◆ Job ◆
Make an exact copy of all the entries, but do not reproduce the pictures.

Dataset listings of figures:
[START]
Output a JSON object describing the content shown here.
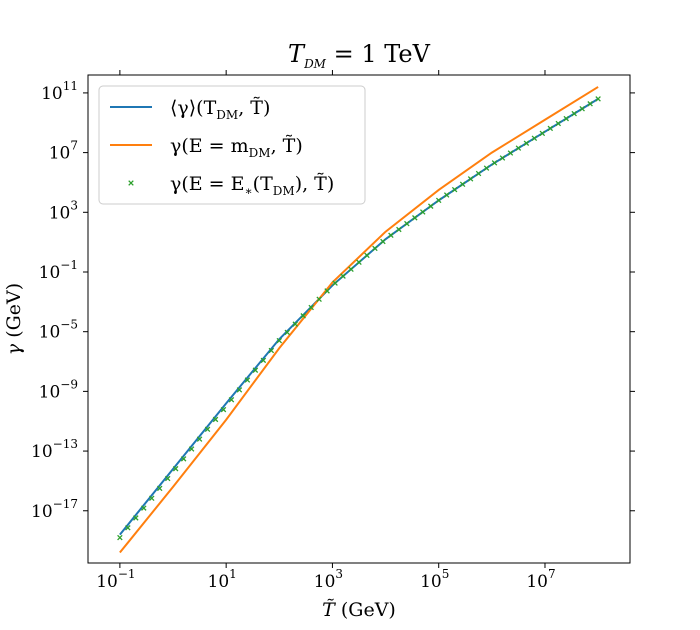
{
  "chart_data": {
    "type": "line",
    "title": {
      "main": "T",
      "sub": "DM",
      "rest": " = 1 TeV"
    },
    "xlabel": {
      "var": "T̃",
      "unit": " (GeV)"
    },
    "ylabel": {
      "var": "γ",
      "unit": " (GeV)"
    },
    "xscale": "log",
    "yscale": "log",
    "xlim_log10": [
      -1.6,
      8.6
    ],
    "ylim_log10": [
      -20.5,
      12.2
    ],
    "xticks": [
      {
        "exp": -1,
        "base": "10",
        "power": "−1"
      },
      {
        "exp": 1,
        "base": "10",
        "power": "1"
      },
      {
        "exp": 3,
        "base": "10",
        "power": "3"
      },
      {
        "exp": 5,
        "base": "10",
        "power": "5"
      },
      {
        "exp": 7,
        "base": "10",
        "power": "7"
      }
    ],
    "yticks": [
      {
        "exp": 11,
        "base": "10",
        "power": "11"
      },
      {
        "exp": 7,
        "base": "10",
        "power": "7"
      },
      {
        "exp": 3,
        "base": "10",
        "power": "3"
      },
      {
        "exp": -1,
        "base": "10",
        "power": "−1"
      },
      {
        "exp": -5,
        "base": "10",
        "power": "−5"
      },
      {
        "exp": -9,
        "base": "10",
        "power": "−9"
      },
      {
        "exp": -13,
        "base": "10",
        "power": "−13"
      },
      {
        "exp": -17,
        "base": "10",
        "power": "−17"
      }
    ],
    "legend_position": "upper-left",
    "series": [
      {
        "name": "⟨γ⟩(T_DM, T̃)",
        "label": {
          "pre": "⟨γ⟩(T",
          "sub": "DM",
          "post": ", T̃)"
        },
        "style": "line",
        "color": "#1f77b4",
        "x_log10": [
          -1,
          0,
          1,
          2,
          3,
          4,
          5,
          6,
          7,
          8
        ],
        "y_log10": [
          -18.6,
          -14.2,
          -9.8,
          -5.5,
          -1.9,
          1.2,
          3.8,
          6.2,
          8.4,
          10.6
        ]
      },
      {
        "name": "γ(E = m_DM, T̃)",
        "label": {
          "pre": "γ(E = m",
          "sub": "DM",
          "post": ", T̃)"
        },
        "style": "line",
        "color": "#ff7f0e",
        "x_log10": [
          -1,
          0,
          1,
          2,
          3,
          4,
          5,
          6,
          7,
          8
        ],
        "y_log10": [
          -19.8,
          -15.4,
          -10.9,
          -6.1,
          -1.7,
          1.7,
          4.5,
          7.0,
          9.2,
          11.4
        ]
      },
      {
        "name": "γ(E = E_*(T_DM), T̃)",
        "label": {
          "pre": "γ(E = E",
          "sub": "∗",
          "mid": "(T",
          "sub2": "DM",
          "post": "), T̃)"
        },
        "style": "scatter",
        "marker": "x",
        "color": "#2ca02c",
        "x_log10": [
          -1,
          0,
          1,
          2,
          3,
          4,
          5,
          6,
          7,
          8
        ],
        "y_log10": [
          -18.8,
          -14.4,
          -10.0,
          -5.6,
          -1.9,
          1.2,
          3.8,
          6.2,
          8.4,
          10.6
        ]
      }
    ]
  }
}
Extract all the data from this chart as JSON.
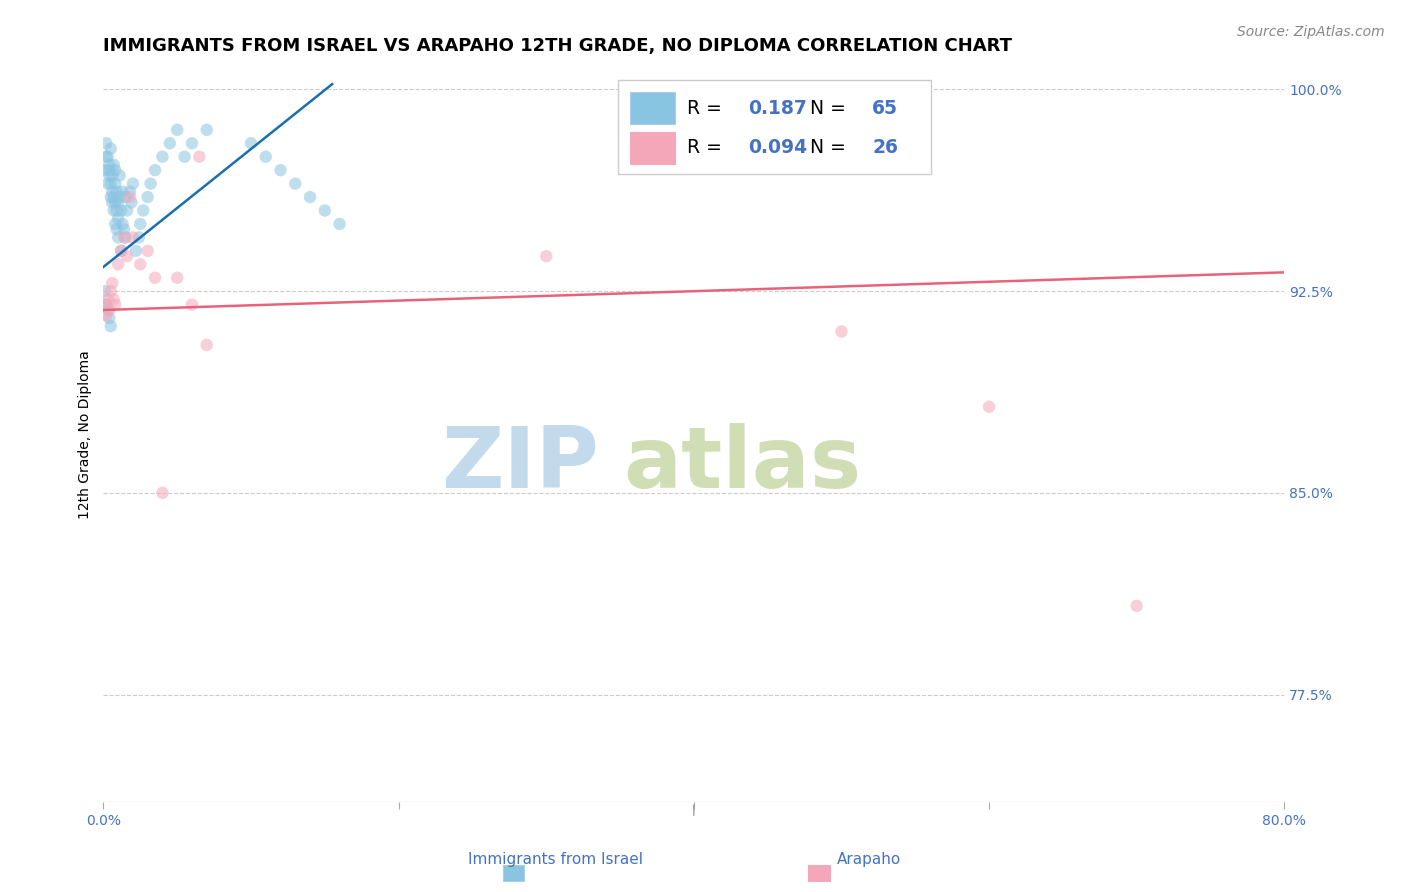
{
  "title": "IMMIGRANTS FROM ISRAEL VS ARAPAHO 12TH GRADE, NO DIPLOMA CORRELATION CHART",
  "source": "Source: ZipAtlas.com",
  "ylabel": "12th Grade, No Diploma",
  "blue_color": "#89c4e1",
  "pink_color": "#f4a7b9",
  "blue_line_color": "#1a6faf",
  "pink_line_color": "#e8637a",
  "watermark_zip": "ZIP",
  "watermark_atlas": "atlas",
  "watermark_color_zip": "#c8dff0",
  "watermark_color_atlas": "#d8e8c0",
  "blue_scatter_x": [
    0.001,
    0.002,
    0.002,
    0.003,
    0.003,
    0.004,
    0.004,
    0.004,
    0.005,
    0.005,
    0.005,
    0.006,
    0.006,
    0.006,
    0.007,
    0.007,
    0.007,
    0.008,
    0.008,
    0.008,
    0.008,
    0.009,
    0.009,
    0.009,
    0.01,
    0.01,
    0.01,
    0.011,
    0.011,
    0.012,
    0.012,
    0.013,
    0.013,
    0.014,
    0.015,
    0.015,
    0.016,
    0.018,
    0.019,
    0.02,
    0.022,
    0.024,
    0.025,
    0.027,
    0.03,
    0.032,
    0.035,
    0.04,
    0.045,
    0.05,
    0.055,
    0.06,
    0.07,
    0.1,
    0.11,
    0.12,
    0.13,
    0.14,
    0.15,
    0.16,
    0.001,
    0.002,
    0.003,
    0.004,
    0.005
  ],
  "blue_scatter_y": [
    0.97,
    0.975,
    0.98,
    0.965,
    0.975,
    0.97,
    0.968,
    0.972,
    0.96,
    0.965,
    0.978,
    0.958,
    0.962,
    0.968,
    0.955,
    0.96,
    0.972,
    0.95,
    0.958,
    0.965,
    0.97,
    0.948,
    0.955,
    0.962,
    0.945,
    0.952,
    0.958,
    0.96,
    0.968,
    0.94,
    0.955,
    0.95,
    0.962,
    0.948,
    0.945,
    0.96,
    0.955,
    0.962,
    0.958,
    0.965,
    0.94,
    0.945,
    0.95,
    0.955,
    0.96,
    0.965,
    0.97,
    0.975,
    0.98,
    0.985,
    0.975,
    0.98,
    0.985,
    0.98,
    0.975,
    0.97,
    0.965,
    0.96,
    0.955,
    0.95,
    0.925,
    0.92,
    0.918,
    0.915,
    0.912
  ],
  "pink_scatter_x": [
    0.001,
    0.002,
    0.003,
    0.004,
    0.005,
    0.006,
    0.007,
    0.008,
    0.01,
    0.012,
    0.014,
    0.016,
    0.018,
    0.02,
    0.025,
    0.03,
    0.035,
    0.04,
    0.05,
    0.06,
    0.065,
    0.07,
    0.3,
    0.5,
    0.6,
    0.7
  ],
  "pink_scatter_y": [
    0.92,
    0.916,
    0.922,
    0.918,
    0.925,
    0.928,
    0.922,
    0.92,
    0.935,
    0.94,
    0.945,
    0.938,
    0.96,
    0.945,
    0.935,
    0.94,
    0.93,
    0.85,
    0.93,
    0.92,
    0.975,
    0.905,
    0.938,
    0.91,
    0.882,
    0.808
  ],
  "xmin": 0.0,
  "xmax": 0.8,
  "ymin": 0.735,
  "ymax": 1.008,
  "blue_trendline_x": [
    0.0,
    0.155
  ],
  "blue_trendline_y": [
    0.934,
    1.002
  ],
  "pink_trendline_x": [
    0.0,
    0.8
  ],
  "pink_trendline_y": [
    0.918,
    0.932
  ],
  "ytick_vals": [
    0.775,
    0.85,
    0.925,
    1.0
  ],
  "ytick_labels": [
    "77.5%",
    "85.0%",
    "92.5%",
    "100.0%"
  ],
  "xtick_vals": [
    0.0,
    0.2,
    0.4,
    0.6,
    0.8
  ],
  "xtick_labels": [
    "0.0%",
    "",
    "",
    "",
    "80.0%"
  ],
  "grid_color": "#cccccc",
  "title_fontsize": 13,
  "axis_label_fontsize": 10,
  "tick_fontsize": 10,
  "source_fontsize": 10,
  "scatter_alpha": 0.55,
  "scatter_size": 80,
  "legend_r_blue": "0.187",
  "legend_n_blue": "65",
  "legend_r_pink": "0.094",
  "legend_n_pink": "26",
  "blue_text_color": "#4472c4",
  "pink_text_color": "#4472c4",
  "bottom_label_blue": "Immigrants from Israel",
  "bottom_label_pink": "Arapaho"
}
[END]
◆ Solved problem ◆
Output a JSON object describing the content shown here.
{
  "chart_data": {
    "type": "line",
    "title": {
      "main": "T",
      "sub": "DM",
      "rest": " = 1 TeV"
    },
    "xlabel": {
      "var": "T̃",
      "unit": " (GeV)"
    },
    "ylabel": {
      "var": "γ",
      "unit": " (GeV)"
    },
    "xscale": "log",
    "yscale": "log",
    "xlim_log10": [
      -1.6,
      8.6
    ],
    "ylim_log10": [
      -20.5,
      12.2
    ],
    "xticks": [
      {
        "exp": -1,
        "base": "10",
        "power": "−1"
      },
      {
        "exp": 1,
        "base": "10",
        "power": "1"
      },
      {
        "exp": 3,
        "base": "10",
        "power": "3"
      },
      {
        "exp": 5,
        "base": "10",
        "power": "5"
      },
      {
        "exp": 7,
        "base": "10",
        "power": "7"
      }
    ],
    "yticks": [
      {
        "exp": 11,
        "base": "10",
        "power": "11"
      },
      {
        "exp": 7,
        "base": "10",
        "power": "7"
      },
      {
        "exp": 3,
        "base": "10",
        "power": "3"
      },
      {
        "exp": -1,
        "base": "10",
        "power": "−1"
      },
      {
        "exp": -5,
        "base": "10",
        "power": "−5"
      },
      {
        "exp": -9,
        "base": "10",
        "power": "−9"
      },
      {
        "exp": -13,
        "base": "10",
        "power": "−13"
      },
      {
        "exp": -17,
        "base": "10",
        "power": "−17"
      }
    ],
    "legend_position": "upper-left",
    "series": [
      {
        "name": "⟨γ⟩(T_DM, T̃)",
        "label": {
          "pre": "⟨γ⟩(T",
          "sub": "DM",
          "post": ", T̃)"
        },
        "style": "line",
        "color": "#1f77b4",
        "x_log10": [
          -1,
          0,
          1,
          2,
          3,
          4,
          5,
          6,
          7,
          8
        ],
        "y_log10": [
          -18.6,
          -14.2,
          -9.8,
          -5.5,
          -1.9,
          1.2,
          3.8,
          6.2,
          8.4,
          10.6
        ]
      },
      {
        "name": "γ(E = m_DM, T̃)",
        "label": {
          "pre": "γ(E = m",
          "sub": "DM",
          "post": ", T̃)"
        },
        "style": "line",
        "color": "#ff7f0e",
        "x_log10": [
          -1,
          0,
          1,
          2,
          3,
          4,
          5,
          6,
          7,
          8
        ],
        "y_log10": [
          -19.8,
          -15.4,
          -10.9,
          -6.1,
          -1.7,
          1.7,
          4.5,
          7.0,
          9.2,
          11.4
        ]
      },
      {
        "name": "γ(E = E_*(T_DM), T̃)",
        "label": {
          "pre": "γ(E = E",
          "sub": "∗",
          "mid": "(T",
          "sub2": "DM",
          "post": "), T̃)"
        },
        "style": "scatter",
        "marker": "x",
        "color": "#2ca02c",
        "x_log10": [
          -1,
          0,
          1,
          2,
          3,
          4,
          5,
          6,
          7,
          8
        ],
        "y_log10": [
          -18.8,
          -14.4,
          -10.0,
          -5.6,
          -1.9,
          1.2,
          3.8,
          6.2,
          8.4,
          10.6
        ]
      }
    ]
  }
}
Extract all the data from this chart as JSON.
{
  "title": "IMMIGRANTS FROM ISRAEL VS ARAPAHO 12TH GRADE, NO DIPLOMA CORRELATION CHART",
  "source": "Source: ZipAtlas.com",
  "ylabel": "12th Grade, No Diploma",
  "blue_color": "#89c4e1",
  "pink_color": "#f4a7b9",
  "blue_line_color": "#1a6faf",
  "pink_line_color": "#e8637a",
  "watermark_zip": "ZIP",
  "watermark_atlas": "atlas",
  "watermark_color_zip": "#c8dff0",
  "watermark_color_atlas": "#d8e8c0",
  "blue_scatter_x": [
    0.001,
    0.002,
    0.002,
    0.003,
    0.003,
    0.004,
    0.004,
    0.004,
    0.005,
    0.005,
    0.005,
    0.006,
    0.006,
    0.006,
    0.007,
    0.007,
    0.007,
    0.008,
    0.008,
    0.008,
    0.008,
    0.009,
    0.009,
    0.009,
    0.01,
    0.01,
    0.01,
    0.011,
    0.011,
    0.012,
    0.012,
    0.013,
    0.013,
    0.014,
    0.015,
    0.015,
    0.016,
    0.018,
    0.019,
    0.02,
    0.022,
    0.024,
    0.025,
    0.027,
    0.03,
    0.032,
    0.035,
    0.04,
    0.045,
    0.05,
    0.055,
    0.06,
    0.07,
    0.1,
    0.11,
    0.12,
    0.13,
    0.14,
    0.15,
    0.16,
    0.001,
    0.002,
    0.003,
    0.004,
    0.005
  ],
  "blue_scatter_y": [
    0.97,
    0.975,
    0.98,
    0.965,
    0.975,
    0.97,
    0.968,
    0.972,
    0.96,
    0.965,
    0.978,
    0.958,
    0.962,
    0.968,
    0.955,
    0.96,
    0.972,
    0.95,
    0.958,
    0.965,
    0.97,
    0.948,
    0.955,
    0.962,
    0.945,
    0.952,
    0.958,
    0.96,
    0.968,
    0.94,
    0.955,
    0.95,
    0.962,
    0.948,
    0.945,
    0.96,
    0.955,
    0.962,
    0.958,
    0.965,
    0.94,
    0.945,
    0.95,
    0.955,
    0.96,
    0.965,
    0.97,
    0.975,
    0.98,
    0.985,
    0.975,
    0.98,
    0.985,
    0.98,
    0.975,
    0.97,
    0.965,
    0.96,
    0.955,
    0.95,
    0.925,
    0.92,
    0.918,
    0.915,
    0.912
  ],
  "pink_scatter_x": [
    0.001,
    0.002,
    0.003,
    0.004,
    0.005,
    0.006,
    0.007,
    0.008,
    0.01,
    0.012,
    0.014,
    0.016,
    0.018,
    0.02,
    0.025,
    0.03,
    0.035,
    0.04,
    0.05,
    0.06,
    0.065,
    0.07,
    0.3,
    0.5,
    0.6,
    0.7
  ],
  "pink_scatter_y": [
    0.92,
    0.916,
    0.922,
    0.918,
    0.925,
    0.928,
    0.922,
    0.92,
    0.935,
    0.94,
    0.945,
    0.938,
    0.96,
    0.945,
    0.935,
    0.94,
    0.93,
    0.85,
    0.93,
    0.92,
    0.975,
    0.905,
    0.938,
    0.91,
    0.882,
    0.808
  ],
  "xmin": 0.0,
  "xmax": 0.8,
  "ymin": 0.735,
  "ymax": 1.008,
  "blue_trendline_x": [
    0.0,
    0.155
  ],
  "blue_trendline_y": [
    0.934,
    1.002
  ],
  "pink_trendline_x": [
    0.0,
    0.8
  ],
  "pink_trendline_y": [
    0.918,
    0.932
  ],
  "ytick_vals": [
    0.775,
    0.85,
    0.925,
    1.0
  ],
  "ytick_labels": [
    "77.5%",
    "85.0%",
    "92.5%",
    "100.0%"
  ],
  "xtick_vals": [
    0.0,
    0.2,
    0.4,
    0.6,
    0.8
  ],
  "xtick_labels": [
    "0.0%",
    "",
    "",
    "",
    "80.0%"
  ],
  "grid_color": "#cccccc",
  "title_fontsize": 13,
  "axis_label_fontsize": 10,
  "tick_fontsize": 10,
  "source_fontsize": 10,
  "scatter_alpha": 0.55,
  "scatter_size": 80,
  "legend_r_blue": "0.187",
  "legend_n_blue": "65",
  "legend_r_pink": "0.094",
  "legend_n_pink": "26",
  "blue_text_color": "#4472c4",
  "pink_text_color": "#4472c4",
  "bottom_label_blue": "Immigrants from Israel",
  "bottom_label_pink": "Arapaho"
}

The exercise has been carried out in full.